§ TASK DESCRIPTION:
In the records that follow, show each line where the word "text" is present.

§ MATERIAL:
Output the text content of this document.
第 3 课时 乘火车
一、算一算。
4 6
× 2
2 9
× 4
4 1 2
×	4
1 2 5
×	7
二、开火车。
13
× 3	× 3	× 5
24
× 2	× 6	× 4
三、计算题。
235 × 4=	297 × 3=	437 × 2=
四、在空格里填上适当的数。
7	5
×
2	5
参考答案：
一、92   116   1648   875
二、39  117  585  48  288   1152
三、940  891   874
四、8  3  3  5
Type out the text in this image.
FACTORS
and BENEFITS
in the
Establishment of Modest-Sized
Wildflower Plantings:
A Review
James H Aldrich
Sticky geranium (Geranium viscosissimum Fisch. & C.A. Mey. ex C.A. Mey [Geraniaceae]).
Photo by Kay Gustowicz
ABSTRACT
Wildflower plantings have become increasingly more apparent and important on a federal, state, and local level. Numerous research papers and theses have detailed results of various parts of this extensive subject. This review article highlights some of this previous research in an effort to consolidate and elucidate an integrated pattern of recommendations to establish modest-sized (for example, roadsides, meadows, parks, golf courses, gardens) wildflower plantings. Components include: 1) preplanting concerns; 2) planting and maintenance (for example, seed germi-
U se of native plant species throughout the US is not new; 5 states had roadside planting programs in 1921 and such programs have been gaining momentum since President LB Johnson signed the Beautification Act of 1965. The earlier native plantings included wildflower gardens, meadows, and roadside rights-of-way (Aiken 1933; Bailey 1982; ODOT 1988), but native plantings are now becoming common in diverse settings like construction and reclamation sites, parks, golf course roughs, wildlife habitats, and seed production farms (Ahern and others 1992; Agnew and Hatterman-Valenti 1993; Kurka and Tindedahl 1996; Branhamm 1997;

§ RESPONSE BELOW:
Output the text content of this document.
Type out the text in this image.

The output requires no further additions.